* [Collected data]
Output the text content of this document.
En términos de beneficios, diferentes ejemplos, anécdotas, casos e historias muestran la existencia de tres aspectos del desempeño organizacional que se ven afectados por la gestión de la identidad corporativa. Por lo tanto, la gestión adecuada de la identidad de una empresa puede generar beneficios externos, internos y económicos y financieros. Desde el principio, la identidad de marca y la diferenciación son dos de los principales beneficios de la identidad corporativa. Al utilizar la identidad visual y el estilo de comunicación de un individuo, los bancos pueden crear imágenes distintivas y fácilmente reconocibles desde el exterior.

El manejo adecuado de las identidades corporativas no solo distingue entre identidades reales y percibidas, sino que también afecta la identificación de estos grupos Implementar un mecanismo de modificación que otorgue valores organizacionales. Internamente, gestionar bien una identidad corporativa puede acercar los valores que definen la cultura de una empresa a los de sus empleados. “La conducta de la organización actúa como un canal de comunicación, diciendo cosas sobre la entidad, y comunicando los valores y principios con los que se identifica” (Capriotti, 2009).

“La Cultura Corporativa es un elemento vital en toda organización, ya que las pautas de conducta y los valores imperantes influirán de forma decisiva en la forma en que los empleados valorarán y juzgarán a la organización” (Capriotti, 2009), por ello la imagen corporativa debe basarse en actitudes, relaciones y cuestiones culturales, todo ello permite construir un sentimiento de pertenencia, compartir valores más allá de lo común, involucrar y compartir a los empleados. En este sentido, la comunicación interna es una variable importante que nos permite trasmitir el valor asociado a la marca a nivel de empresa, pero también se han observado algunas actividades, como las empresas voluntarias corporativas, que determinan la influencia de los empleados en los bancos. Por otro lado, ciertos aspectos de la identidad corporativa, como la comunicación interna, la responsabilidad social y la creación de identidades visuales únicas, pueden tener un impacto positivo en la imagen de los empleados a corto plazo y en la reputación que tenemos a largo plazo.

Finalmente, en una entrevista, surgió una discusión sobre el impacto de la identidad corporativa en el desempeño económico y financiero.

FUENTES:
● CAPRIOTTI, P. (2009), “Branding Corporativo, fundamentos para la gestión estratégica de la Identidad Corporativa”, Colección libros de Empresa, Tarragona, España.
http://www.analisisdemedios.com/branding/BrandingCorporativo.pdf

* [TASK INSTRUCTIONS] Every record above belongs in the answer, reproduced exactly.

* [REPLY TO THE TASK]
Output the text content of this document.
En términos de beneficios, diferentes ejemplos, anécdotas, casos e historias muestran la existencia de tres aspectos del desempeño organizacional que se ven afectados por la gestión de la identidad corporativa. Por lo tanto, la gestión adecuada de la identidad de una empresa puede generar beneficios externos, internos y económicos y financieros. Desde el principio, la identidad de marca y la diferenciación son dos de los principales beneficios de la identidad corporativa. Al utilizar la identidad visual y el estilo de comunicación de un individuo, los bancos pueden crear imágenes distintivas y fácilmente reconocibles desde el exterior.

El manejo adecuado de las identidades corporativas no solo distingue entre identidades reales y percibidas, sino que también afecta la identificación de estos grupos Implementar un mecanismo de modificación que otorgue valores organizacionales. Internamente, gestionar bien una identidad corporativa puede acercar los valores que definen la cultura de una empresa a los de sus empleados. “La conducta de la organización actúa como un canal de comunicación, diciendo cosas sobre la entidad, y comunicando los valores y principios con los que se identifica” (Capriotti, 2009).

“La Cultura Corporativa es un elemento vital en toda organización, ya que las pautas de conducta y los valores imperantes influirán de forma decisiva en la forma en que los empleados valorarán y juzgarán a la organización” (Capriotti, 2009), por ello la imagen corporativa debe basarse en actitudes, relaciones y cuestiones culturales, todo ello permite construir un sentimiento de pertenencia, compartir valores más allá de lo común, involucrar y compartir a los empleados. En este sentido, la comunicación interna es una variable importante que nos permite trasmitir el valor asociado a la marca a nivel de empresa, pero también se han observado algunas actividades, como las empresas voluntarias corporativas, que determinan la influencia de los empleados en los bancos. Por otro lado, ciertos aspectos de la identidad corporativa, como la comunicación interna, la responsabilidad social y la creación de identidades visuales únicas, pueden tener un impacto positivo en la imagen de los empleados a corto plazo y en la reputación que tenemos a largo plazo.

Finalmente, en una entrevista, surgió una discusión sobre el impacto de la identidad corporativa en el desempeño económico y financiero.

FUENTES:
● CAPRIOTTI, P. (2009), “Branding Corporativo, fundamentos para la gestión estratégica de la Identidad Corporativa”, Colección libros de Empresa, Tarragona, España.
http://www.analisisdemedios.com/branding/BrandingCorporativo.pdf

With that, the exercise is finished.